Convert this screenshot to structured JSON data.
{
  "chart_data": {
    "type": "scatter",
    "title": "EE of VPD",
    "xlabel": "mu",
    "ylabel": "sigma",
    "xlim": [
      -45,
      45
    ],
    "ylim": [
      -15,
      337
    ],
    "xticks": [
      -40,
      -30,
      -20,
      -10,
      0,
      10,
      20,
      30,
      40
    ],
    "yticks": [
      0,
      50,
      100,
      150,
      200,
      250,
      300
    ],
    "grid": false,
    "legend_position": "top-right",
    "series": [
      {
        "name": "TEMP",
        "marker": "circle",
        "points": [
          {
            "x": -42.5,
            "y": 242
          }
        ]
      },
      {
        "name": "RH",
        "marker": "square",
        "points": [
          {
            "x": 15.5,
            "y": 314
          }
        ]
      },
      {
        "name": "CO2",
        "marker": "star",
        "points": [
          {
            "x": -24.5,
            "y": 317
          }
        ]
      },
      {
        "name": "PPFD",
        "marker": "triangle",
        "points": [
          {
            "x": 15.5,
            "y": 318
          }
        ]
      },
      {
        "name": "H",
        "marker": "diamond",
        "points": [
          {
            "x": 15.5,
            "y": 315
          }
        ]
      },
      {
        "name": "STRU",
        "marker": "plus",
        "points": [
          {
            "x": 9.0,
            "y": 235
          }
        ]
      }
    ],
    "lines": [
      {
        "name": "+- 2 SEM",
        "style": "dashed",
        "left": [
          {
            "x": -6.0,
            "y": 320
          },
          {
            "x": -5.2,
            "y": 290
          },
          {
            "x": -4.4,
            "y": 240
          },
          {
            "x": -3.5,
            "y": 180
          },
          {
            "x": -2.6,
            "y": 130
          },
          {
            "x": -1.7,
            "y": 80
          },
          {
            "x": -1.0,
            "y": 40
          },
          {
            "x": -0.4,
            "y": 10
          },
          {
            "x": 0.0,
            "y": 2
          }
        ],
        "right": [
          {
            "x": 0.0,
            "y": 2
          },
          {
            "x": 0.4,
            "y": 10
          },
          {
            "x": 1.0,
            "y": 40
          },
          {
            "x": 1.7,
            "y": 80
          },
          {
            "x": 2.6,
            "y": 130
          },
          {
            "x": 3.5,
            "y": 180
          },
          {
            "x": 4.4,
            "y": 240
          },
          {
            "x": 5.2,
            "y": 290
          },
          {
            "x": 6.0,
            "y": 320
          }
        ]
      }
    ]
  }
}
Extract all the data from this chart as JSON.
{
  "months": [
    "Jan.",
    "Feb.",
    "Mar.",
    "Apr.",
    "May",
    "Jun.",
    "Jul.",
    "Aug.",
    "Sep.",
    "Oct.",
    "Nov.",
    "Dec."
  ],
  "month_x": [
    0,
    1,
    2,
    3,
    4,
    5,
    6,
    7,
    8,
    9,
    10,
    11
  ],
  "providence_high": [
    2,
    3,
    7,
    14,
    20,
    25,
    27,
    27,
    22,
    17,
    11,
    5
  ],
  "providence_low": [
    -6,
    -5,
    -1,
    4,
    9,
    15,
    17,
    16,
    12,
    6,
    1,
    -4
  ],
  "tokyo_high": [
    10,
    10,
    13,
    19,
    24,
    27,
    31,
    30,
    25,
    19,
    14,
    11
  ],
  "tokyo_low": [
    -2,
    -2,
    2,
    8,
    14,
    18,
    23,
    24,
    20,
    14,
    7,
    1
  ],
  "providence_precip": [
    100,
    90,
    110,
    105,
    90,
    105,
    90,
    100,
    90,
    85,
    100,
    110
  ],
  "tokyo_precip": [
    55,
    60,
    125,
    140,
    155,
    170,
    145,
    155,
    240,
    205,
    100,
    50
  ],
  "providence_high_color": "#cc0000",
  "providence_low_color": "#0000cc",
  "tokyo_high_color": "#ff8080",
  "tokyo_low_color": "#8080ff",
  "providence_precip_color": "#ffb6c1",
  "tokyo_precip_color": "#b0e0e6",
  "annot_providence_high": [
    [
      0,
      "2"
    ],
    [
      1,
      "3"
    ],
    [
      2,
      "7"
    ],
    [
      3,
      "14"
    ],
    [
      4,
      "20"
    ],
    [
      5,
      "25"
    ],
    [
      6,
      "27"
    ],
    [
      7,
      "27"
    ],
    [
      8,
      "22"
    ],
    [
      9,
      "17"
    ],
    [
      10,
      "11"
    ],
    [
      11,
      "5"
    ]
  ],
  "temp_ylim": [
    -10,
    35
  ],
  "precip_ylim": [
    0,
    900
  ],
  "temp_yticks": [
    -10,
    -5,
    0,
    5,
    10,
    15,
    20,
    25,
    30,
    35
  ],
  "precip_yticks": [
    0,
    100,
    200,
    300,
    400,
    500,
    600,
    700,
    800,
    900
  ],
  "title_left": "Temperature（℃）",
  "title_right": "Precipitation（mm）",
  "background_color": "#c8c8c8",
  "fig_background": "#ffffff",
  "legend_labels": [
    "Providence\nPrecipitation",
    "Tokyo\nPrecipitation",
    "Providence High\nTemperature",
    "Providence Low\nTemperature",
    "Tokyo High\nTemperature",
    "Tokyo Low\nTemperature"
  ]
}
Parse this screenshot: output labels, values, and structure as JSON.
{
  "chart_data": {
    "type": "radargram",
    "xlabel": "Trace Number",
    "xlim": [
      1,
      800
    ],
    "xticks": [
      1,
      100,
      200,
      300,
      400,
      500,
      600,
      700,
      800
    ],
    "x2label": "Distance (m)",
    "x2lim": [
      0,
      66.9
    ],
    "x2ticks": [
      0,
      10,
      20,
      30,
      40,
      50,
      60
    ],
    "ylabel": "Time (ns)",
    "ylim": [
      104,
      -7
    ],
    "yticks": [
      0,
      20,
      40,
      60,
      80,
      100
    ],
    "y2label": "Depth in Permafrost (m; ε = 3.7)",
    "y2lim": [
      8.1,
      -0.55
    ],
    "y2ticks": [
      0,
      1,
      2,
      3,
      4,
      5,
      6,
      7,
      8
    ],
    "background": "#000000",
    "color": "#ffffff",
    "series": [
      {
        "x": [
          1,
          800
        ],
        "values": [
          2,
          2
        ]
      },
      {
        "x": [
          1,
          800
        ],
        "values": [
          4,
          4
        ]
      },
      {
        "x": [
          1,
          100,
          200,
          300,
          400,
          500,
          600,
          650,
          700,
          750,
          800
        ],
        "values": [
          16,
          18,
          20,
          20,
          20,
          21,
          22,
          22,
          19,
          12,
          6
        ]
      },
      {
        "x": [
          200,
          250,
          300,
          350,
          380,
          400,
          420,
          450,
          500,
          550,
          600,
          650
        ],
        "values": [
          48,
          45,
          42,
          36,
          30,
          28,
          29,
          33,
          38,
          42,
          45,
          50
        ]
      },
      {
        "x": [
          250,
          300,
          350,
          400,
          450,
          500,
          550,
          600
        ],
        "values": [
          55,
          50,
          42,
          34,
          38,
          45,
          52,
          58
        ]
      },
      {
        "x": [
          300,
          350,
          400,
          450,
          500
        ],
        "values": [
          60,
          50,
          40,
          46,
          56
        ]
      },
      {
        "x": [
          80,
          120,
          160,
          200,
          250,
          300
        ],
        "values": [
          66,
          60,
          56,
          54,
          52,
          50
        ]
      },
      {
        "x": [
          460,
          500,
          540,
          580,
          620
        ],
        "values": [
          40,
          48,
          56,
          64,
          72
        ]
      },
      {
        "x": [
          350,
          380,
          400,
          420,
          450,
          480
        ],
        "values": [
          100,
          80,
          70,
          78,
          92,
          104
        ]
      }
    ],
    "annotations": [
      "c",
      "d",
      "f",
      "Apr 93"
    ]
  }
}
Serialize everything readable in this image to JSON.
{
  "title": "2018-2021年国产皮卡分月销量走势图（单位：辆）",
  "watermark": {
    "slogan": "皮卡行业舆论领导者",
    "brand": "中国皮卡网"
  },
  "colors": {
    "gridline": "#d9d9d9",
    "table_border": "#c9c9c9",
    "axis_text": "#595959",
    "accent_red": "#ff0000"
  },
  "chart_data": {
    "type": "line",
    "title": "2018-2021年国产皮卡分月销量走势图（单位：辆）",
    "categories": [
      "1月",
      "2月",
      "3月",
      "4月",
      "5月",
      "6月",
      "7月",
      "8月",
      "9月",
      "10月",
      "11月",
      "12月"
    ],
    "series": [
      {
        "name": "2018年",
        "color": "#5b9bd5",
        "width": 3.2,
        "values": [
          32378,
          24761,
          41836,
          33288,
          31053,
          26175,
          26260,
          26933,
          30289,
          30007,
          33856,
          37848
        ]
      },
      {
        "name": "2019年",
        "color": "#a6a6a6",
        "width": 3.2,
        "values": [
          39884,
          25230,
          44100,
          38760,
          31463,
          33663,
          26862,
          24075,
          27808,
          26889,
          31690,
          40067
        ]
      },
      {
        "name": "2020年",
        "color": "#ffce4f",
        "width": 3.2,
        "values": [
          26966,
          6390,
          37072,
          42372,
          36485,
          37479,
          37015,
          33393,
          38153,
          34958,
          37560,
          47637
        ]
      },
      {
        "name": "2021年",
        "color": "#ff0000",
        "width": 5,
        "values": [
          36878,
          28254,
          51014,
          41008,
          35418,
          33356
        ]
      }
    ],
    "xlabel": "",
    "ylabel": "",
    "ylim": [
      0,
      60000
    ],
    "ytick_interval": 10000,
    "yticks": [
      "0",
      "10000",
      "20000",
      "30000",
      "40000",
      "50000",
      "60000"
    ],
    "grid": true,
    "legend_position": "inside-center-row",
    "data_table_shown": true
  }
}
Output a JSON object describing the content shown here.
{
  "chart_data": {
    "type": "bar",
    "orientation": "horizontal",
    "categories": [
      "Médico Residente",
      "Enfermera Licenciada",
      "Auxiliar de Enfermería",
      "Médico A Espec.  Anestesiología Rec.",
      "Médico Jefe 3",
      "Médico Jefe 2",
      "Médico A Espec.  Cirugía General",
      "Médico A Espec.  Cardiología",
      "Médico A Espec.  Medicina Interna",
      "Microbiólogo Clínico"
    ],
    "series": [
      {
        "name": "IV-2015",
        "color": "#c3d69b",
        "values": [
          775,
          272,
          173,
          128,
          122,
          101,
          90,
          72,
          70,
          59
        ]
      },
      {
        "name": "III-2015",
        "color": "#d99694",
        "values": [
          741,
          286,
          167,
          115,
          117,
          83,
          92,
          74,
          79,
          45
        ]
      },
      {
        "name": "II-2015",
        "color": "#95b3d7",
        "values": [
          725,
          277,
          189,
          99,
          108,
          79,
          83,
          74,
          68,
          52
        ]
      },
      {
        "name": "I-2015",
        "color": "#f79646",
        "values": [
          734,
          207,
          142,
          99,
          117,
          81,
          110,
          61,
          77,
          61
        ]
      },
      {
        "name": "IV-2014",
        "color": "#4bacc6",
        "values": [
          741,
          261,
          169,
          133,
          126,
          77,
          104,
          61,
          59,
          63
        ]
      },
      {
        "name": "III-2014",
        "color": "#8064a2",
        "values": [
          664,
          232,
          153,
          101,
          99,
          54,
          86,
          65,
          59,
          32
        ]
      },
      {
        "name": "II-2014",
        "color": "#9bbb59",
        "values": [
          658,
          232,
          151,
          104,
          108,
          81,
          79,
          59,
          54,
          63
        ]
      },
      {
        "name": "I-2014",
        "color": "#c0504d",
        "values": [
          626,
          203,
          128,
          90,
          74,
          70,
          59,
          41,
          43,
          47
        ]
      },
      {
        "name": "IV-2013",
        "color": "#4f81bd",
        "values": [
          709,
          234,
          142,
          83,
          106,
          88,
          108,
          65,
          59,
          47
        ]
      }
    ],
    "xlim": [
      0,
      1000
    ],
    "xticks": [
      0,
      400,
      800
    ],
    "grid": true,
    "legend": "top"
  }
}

- REQUIREMENTS -
Each line of the material that holds the string "nTemperature" counts once; give the total alone.

- TASK RESPONSE -
4